[Start of Entries provided]
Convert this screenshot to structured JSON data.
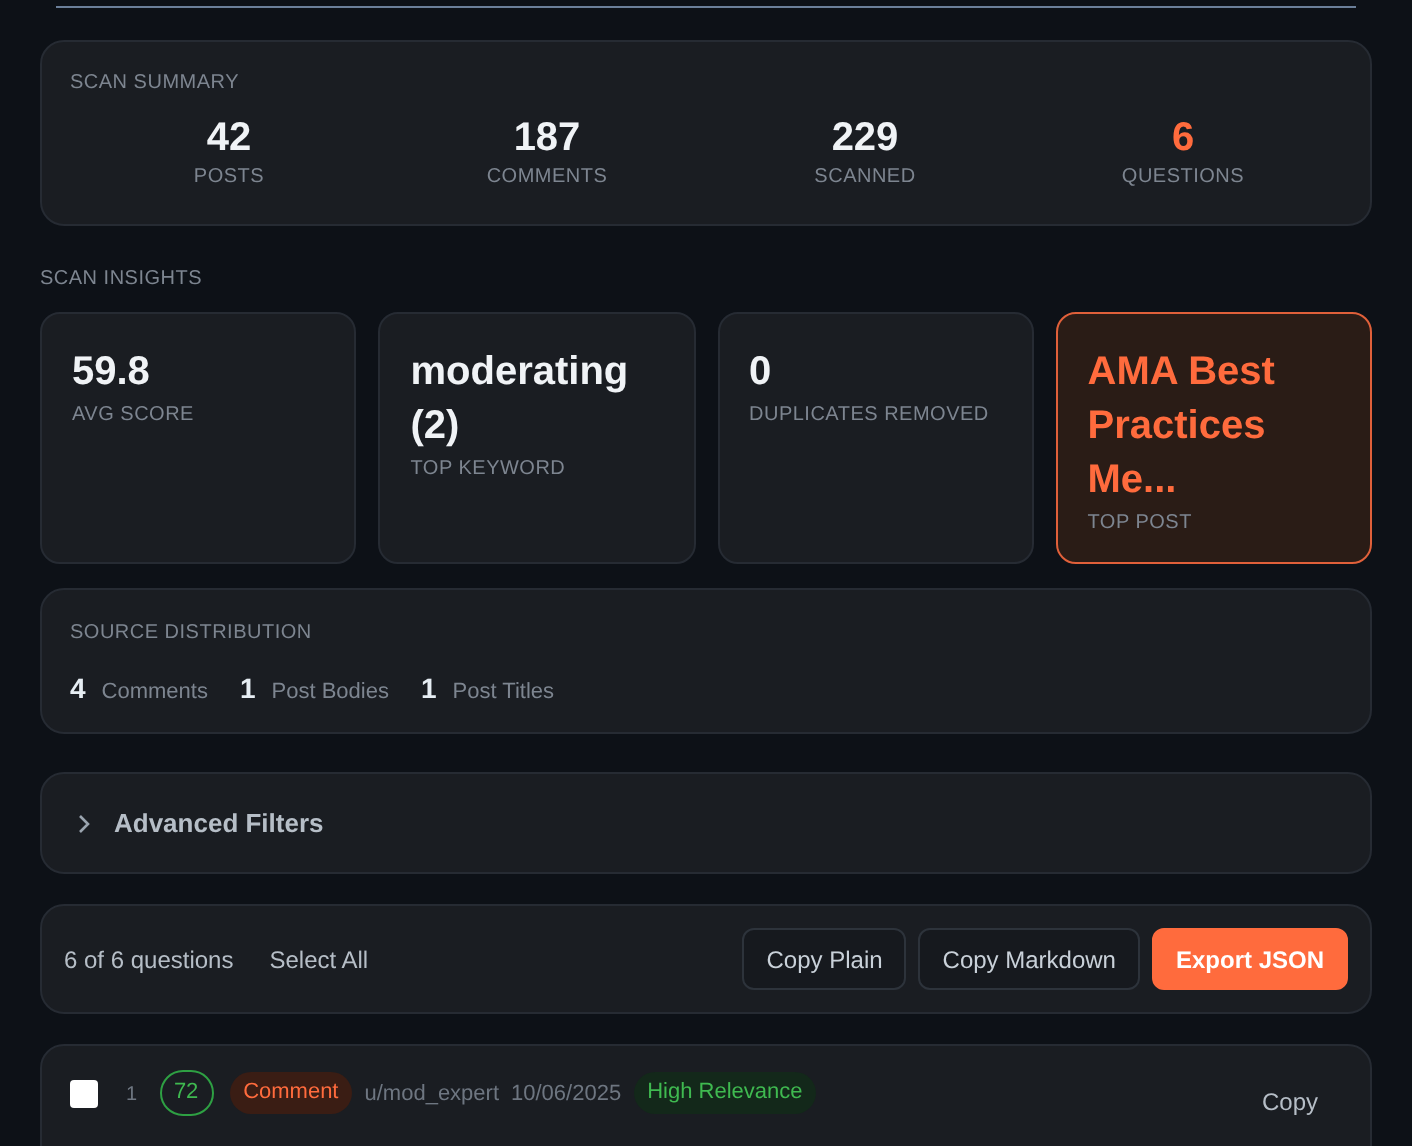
{
  "scan_summary": {
    "title": "SCAN SUMMARY",
    "stats": [
      {
        "value": "42",
        "label": "POSTS",
        "kind": "normal"
      },
      {
        "value": "187",
        "label": "COMMENTS",
        "kind": "normal"
      },
      {
        "value": "229",
        "label": "SCANNED",
        "kind": "normal"
      },
      {
        "value": "6",
        "label": "QUESTIONS",
        "kind": "accent"
      }
    ]
  },
  "scan_insights": {
    "title": "SCAN INSIGHTS",
    "cards": [
      {
        "value": "59.8",
        "label": "AVG SCORE",
        "kind": "normal"
      },
      {
        "value": "moderating (2)",
        "label": "TOP KEYWORD",
        "kind": "normal"
      },
      {
        "value": "0",
        "label": "DUPLICATES REMOVED",
        "kind": "normal"
      },
      {
        "value": "AMA Best Practices Me...",
        "label": "TOP POST",
        "kind": "accent"
      }
    ]
  },
  "source_distribution": {
    "title": "SOURCE DISTRIBUTION",
    "items": [
      {
        "count": "4",
        "label": "Comments"
      },
      {
        "count": "1",
        "label": "Post Bodies"
      },
      {
        "count": "1",
        "label": "Post Titles"
      }
    ]
  },
  "advanced_filters": {
    "label": "Advanced Filters",
    "expanded": false
  },
  "toolbar": {
    "count": "6 of 6 questions",
    "select_all": "Select All",
    "buttons": [
      {
        "label": "Copy Plain",
        "kind": "secondary"
      },
      {
        "label": "Copy Markdown",
        "kind": "secondary"
      },
      {
        "label": "Export JSON",
        "kind": "primary"
      }
    ]
  },
  "questions": [
    {
      "checked": false,
      "index": "1",
      "score": "72",
      "source": "Comment",
      "author": "u/mod_expert",
      "date": "10/06/2025",
      "relevance": "High Relevance",
      "copy": "Copy"
    }
  ]
}
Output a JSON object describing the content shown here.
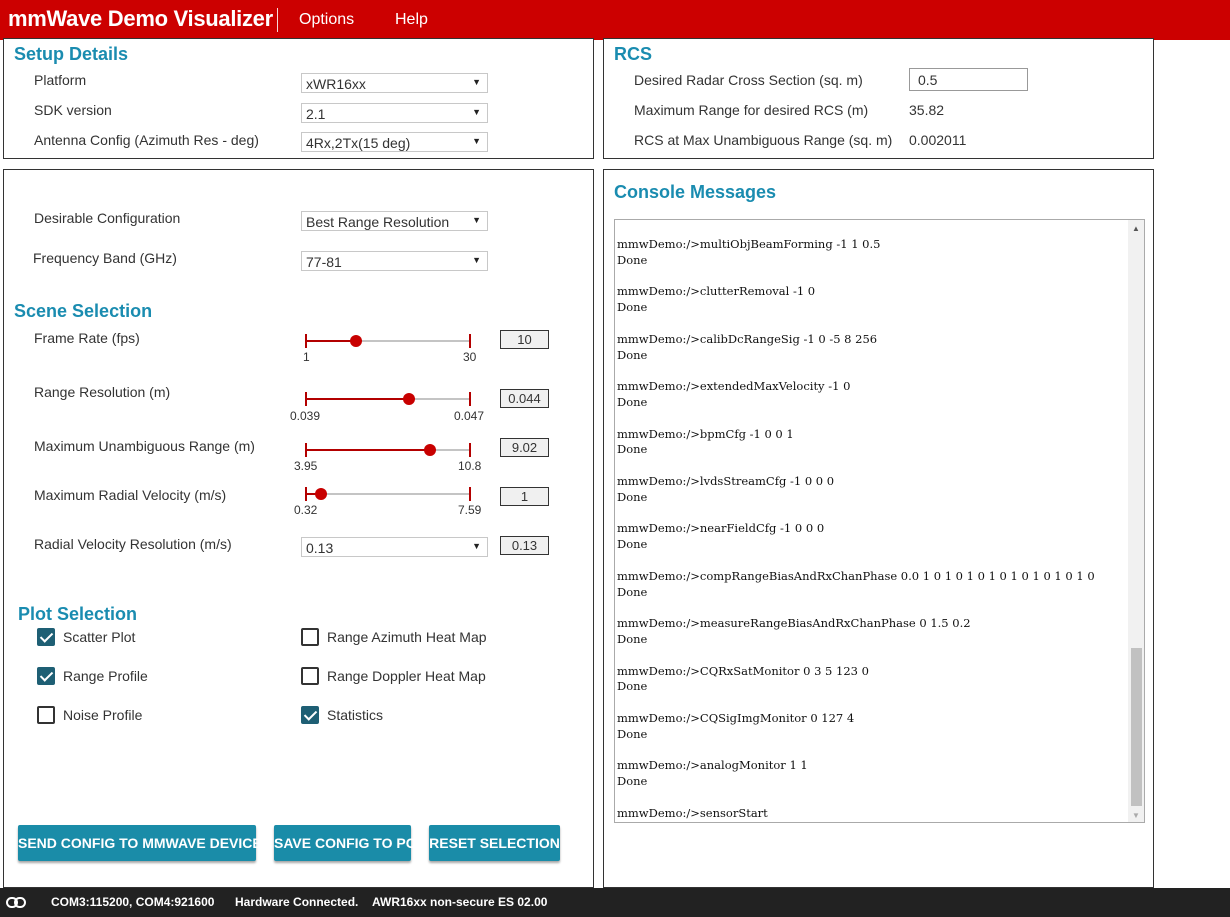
{
  "header": {
    "app_title": "mmWave Demo Visualizer",
    "menu": [
      {
        "label": "Options"
      },
      {
        "label": "Help"
      }
    ],
    "accent_color": "#cc0000"
  },
  "setup": {
    "title": "Setup Details",
    "platform_label": "Platform",
    "platform_value": "xWR16xx",
    "sdk_label": "SDK version",
    "sdk_value": "2.1",
    "antenna_label": "Antenna Config (Azimuth Res - deg)",
    "antenna_value": "4Rx,2Tx(15 deg)"
  },
  "rcs": {
    "title": "RCS",
    "desired_label": "Desired Radar Cross Section (sq. m)",
    "desired_value": "0.5",
    "max_range_label": "Maximum Range for desired RCS (m)",
    "max_range_value": "35.82",
    "rcs_at_max_label": "RCS at Max Unambiguous Range (sq. m)",
    "rcs_at_max_value": "0.002011"
  },
  "config": {
    "desirable_label": "Desirable Configuration",
    "desirable_value": "Best Range Resolution",
    "band_label": "Frequency Band (GHz)",
    "band_value": "77-81"
  },
  "scene": {
    "title": "Scene Selection",
    "sliders": [
      {
        "label": "Frame Rate (fps)",
        "min": "1",
        "max": "30",
        "value": "10",
        "fraction": 0.31
      },
      {
        "label": "Range Resolution (m)",
        "min": "0.039",
        "max": "0.047",
        "value": "0.044",
        "fraction": 0.625
      },
      {
        "label": "Maximum Unambiguous Range (m)",
        "min": "3.95",
        "max": "10.8",
        "value": "9.02",
        "fraction": 0.755
      },
      {
        "label": "Maximum Radial Velocity (m/s)",
        "min": "0.32",
        "max": "7.59",
        "value": "1",
        "fraction": 0.094
      }
    ],
    "vel_res_label": "Radial Velocity Resolution (m/s)",
    "vel_res_select": "0.13",
    "vel_res_value": "0.13"
  },
  "plots": {
    "title": "Plot Selection",
    "items": [
      {
        "label": "Scatter Plot",
        "checked": true
      },
      {
        "label": "Range Azimuth Heat Map",
        "checked": false
      },
      {
        "label": "Range Profile",
        "checked": true
      },
      {
        "label": "Range Doppler Heat Map",
        "checked": false
      },
      {
        "label": "Noise Profile",
        "checked": false
      },
      {
        "label": "Statistics",
        "checked": true
      }
    ]
  },
  "buttons": {
    "send": "SEND CONFIG TO MMWAVE DEVICE",
    "save": "SAVE CONFIG TO PC",
    "reset": "RESET SELECTION"
  },
  "console": {
    "title": "Console Messages",
    "entries": [
      {
        "cmd": "mmwDemo:/>multiObjBeamForming -1 1 0.5",
        "resp": "Done"
      },
      {
        "cmd": "mmwDemo:/>clutterRemoval -1 0",
        "resp": "Done"
      },
      {
        "cmd": "mmwDemo:/>calibDcRangeSig -1 0 -5 8 256",
        "resp": "Done"
      },
      {
        "cmd": "mmwDemo:/>extendedMaxVelocity -1 0",
        "resp": "Done"
      },
      {
        "cmd": "mmwDemo:/>bpmCfg -1 0 0 1",
        "resp": "Done"
      },
      {
        "cmd": "mmwDemo:/>lvdsStreamCfg -1 0 0 0",
        "resp": "Done"
      },
      {
        "cmd": "mmwDemo:/>nearFieldCfg -1 0 0 0",
        "resp": "Done"
      },
      {
        "cmd": "mmwDemo:/>compRangeBiasAndRxChanPhase 0.0 1 0 1 0 1 0 1 0 1 0 1 0 1 0 1 0",
        "resp": "Done"
      },
      {
        "cmd": "mmwDemo:/>measureRangeBiasAndRxChanPhase 0 1.5 0.2",
        "resp": "Done"
      },
      {
        "cmd": "mmwDemo:/>CQRxSatMonitor 0 3 5 123 0",
        "resp": "Done"
      },
      {
        "cmd": "mmwDemo:/>CQSigImgMonitor 0 127 4",
        "resp": "Done"
      },
      {
        "cmd": "mmwDemo:/>analogMonitor 1 1",
        "resp": "Done"
      },
      {
        "cmd": "mmwDemo:/>sensorStart",
        "resp": ""
      }
    ]
  },
  "status": {
    "ports": "COM3:115200, COM4:921600",
    "connection": "Hardware Connected.",
    "device": "AWR16xx non-secure ES 02.00"
  }
}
[End of Entries provided]
• **Challenge**: Write out the listing above exactly as it stands, pictures excluded.

• **Solved exercise**:
Convert this screenshot to structured JSON data.
{
  "scan_summary": {
    "title": "SCAN SUMMARY",
    "stats": [
      {
        "value": "42",
        "label": "POSTS",
        "kind": "normal"
      },
      {
        "value": "187",
        "label": "COMMENTS",
        "kind": "normal"
      },
      {
        "value": "229",
        "label": "SCANNED",
        "kind": "normal"
      },
      {
        "value": "6",
        "label": "QUESTIONS",
        "kind": "accent"
      }
    ]
  },
  "scan_insights": {
    "title": "SCAN INSIGHTS",
    "cards": [
      {
        "value": "59.8",
        "label": "AVG SCORE",
        "kind": "normal"
      },
      {
        "value": "moderating (2)",
        "label": "TOP KEYWORD",
        "kind": "normal"
      },
      {
        "value": "0",
        "label": "DUPLICATES REMOVED",
        "kind": "normal"
      },
      {
        "value": "AMA Best Practices Me...",
        "label": "TOP POST",
        "kind": "accent"
      }
    ]
  },
  "source_distribution": {
    "title": "SOURCE DISTRIBUTION",
    "items": [
      {
        "count": "4",
        "label": "Comments"
      },
      {
        "count": "1",
        "label": "Post Bodies"
      },
      {
        "count": "1",
        "label": "Post Titles"
      }
    ]
  },
  "advanced_filters": {
    "label": "Advanced Filters",
    "expanded": false
  },
  "toolbar": {
    "count": "6 of 6 questions",
    "select_all": "Select All",
    "buttons": [
      {
        "label": "Copy Plain",
        "kind": "secondary"
      },
      {
        "label": "Copy Markdown",
        "kind": "secondary"
      },
      {
        "label": "Export JSON",
        "kind": "primary"
      }
    ]
  },
  "questions": [
    {
      "checked": false,
      "index": "1",
      "score": "72",
      "source": "Comment",
      "author": "u/mod_expert",
      "date": "10/06/2025",
      "relevance": "High Relevance",
      "copy": "Copy"
    }
  ]
}
Output a JSON object describing the content shown here.
{
  "header": {
    "app_title": "mmWave Demo Visualizer",
    "menu": [
      {
        "label": "Options"
      },
      {
        "label": "Help"
      }
    ],
    "accent_color": "#cc0000"
  },
  "setup": {
    "title": "Setup Details",
    "platform_label": "Platform",
    "platform_value": "xWR16xx",
    "sdk_label": "SDK version",
    "sdk_value": "2.1",
    "antenna_label": "Antenna Config (Azimuth Res - deg)",
    "antenna_value": "4Rx,2Tx(15 deg)"
  },
  "rcs": {
    "title": "RCS",
    "desired_label": "Desired Radar Cross Section (sq. m)",
    "desired_value": "0.5",
    "max_range_label": "Maximum Range for desired RCS (m)",
    "max_range_value": "35.82",
    "rcs_at_max_label": "RCS at Max Unambiguous Range (sq. m)",
    "rcs_at_max_value": "0.002011"
  },
  "config": {
    "desirable_label": "Desirable Configuration",
    "desirable_value": "Best Range Resolution",
    "band_label": "Frequency Band (GHz)",
    "band_value": "77-81"
  },
  "scene": {
    "title": "Scene Selection",
    "sliders": [
      {
        "label": "Frame Rate (fps)",
        "min": "1",
        "max": "30",
        "value": "10",
        "fraction": 0.31
      },
      {
        "label": "Range Resolution (m)",
        "min": "0.039",
        "max": "0.047",
        "value": "0.044",
        "fraction": 0.625
      },
      {
        "label": "Maximum Unambiguous Range (m)",
        "min": "3.95",
        "max": "10.8",
        "value": "9.02",
        "fraction": 0.755
      },
      {
        "label": "Maximum Radial Velocity (m/s)",
        "min": "0.32",
        "max": "7.59",
        "value": "1",
        "fraction": 0.094
      }
    ],
    "vel_res_label": "Radial Velocity Resolution (m/s)",
    "vel_res_select": "0.13",
    "vel_res_value": "0.13"
  },
  "plots": {
    "title": "Plot Selection",
    "items": [
      {
        "label": "Scatter Plot",
        "checked": true
      },
      {
        "label": "Range Azimuth Heat Map",
        "checked": false
      },
      {
        "label": "Range Profile",
        "checked": true
      },
      {
        "label": "Range Doppler Heat Map",
        "checked": false
      },
      {
        "label": "Noise Profile",
        "checked": false
      },
      {
        "label": "Statistics",
        "checked": true
      }
    ]
  },
  "buttons": {
    "send": "SEND CONFIG TO MMWAVE DEVICE",
    "save": "SAVE CONFIG TO PC",
    "reset": "RESET SELECTION"
  },
  "console": {
    "title": "Console Messages",
    "entries": [
      {
        "cmd": "mmwDemo:/>multiObjBeamForming -1 1 0.5",
        "resp": "Done"
      },
      {
        "cmd": "mmwDemo:/>clutterRemoval -1 0",
        "resp": "Done"
      },
      {
        "cmd": "mmwDemo:/>calibDcRangeSig -1 0 -5 8 256",
        "resp": "Done"
      },
      {
        "cmd": "mmwDemo:/>extendedMaxVelocity -1 0",
        "resp": "Done"
      },
      {
        "cmd": "mmwDemo:/>bpmCfg -1 0 0 1",
        "resp": "Done"
      },
      {
        "cmd": "mmwDemo:/>lvdsStreamCfg -1 0 0 0",
        "resp": "Done"
      },
      {
        "cmd": "mmwDemo:/>nearFieldCfg -1 0 0 0",
        "resp": "Done"
      },
      {
        "cmd": "mmwDemo:/>compRangeBiasAndRxChanPhase 0.0 1 0 1 0 1 0 1 0 1 0 1 0 1 0 1 0",
        "resp": "Done"
      },
      {
        "cmd": "mmwDemo:/>measureRangeBiasAndRxChanPhase 0 1.5 0.2",
        "resp": "Done"
      },
      {
        "cmd": "mmwDemo:/>CQRxSatMonitor 0 3 5 123 0",
        "resp": "Done"
      },
      {
        "cmd": "mmwDemo:/>CQSigImgMonitor 0 127 4",
        "resp": "Done"
      },
      {
        "cmd": "mmwDemo:/>analogMonitor 1 1",
        "resp": "Done"
      },
      {
        "cmd": "mmwDemo:/>sensorStart",
        "resp": ""
      }
    ]
  },
  "status": {
    "ports": "COM3:115200, COM4:921600",
    "connection": "Hardware Connected.",
    "device": "AWR16xx non-secure ES 02.00"
  }
}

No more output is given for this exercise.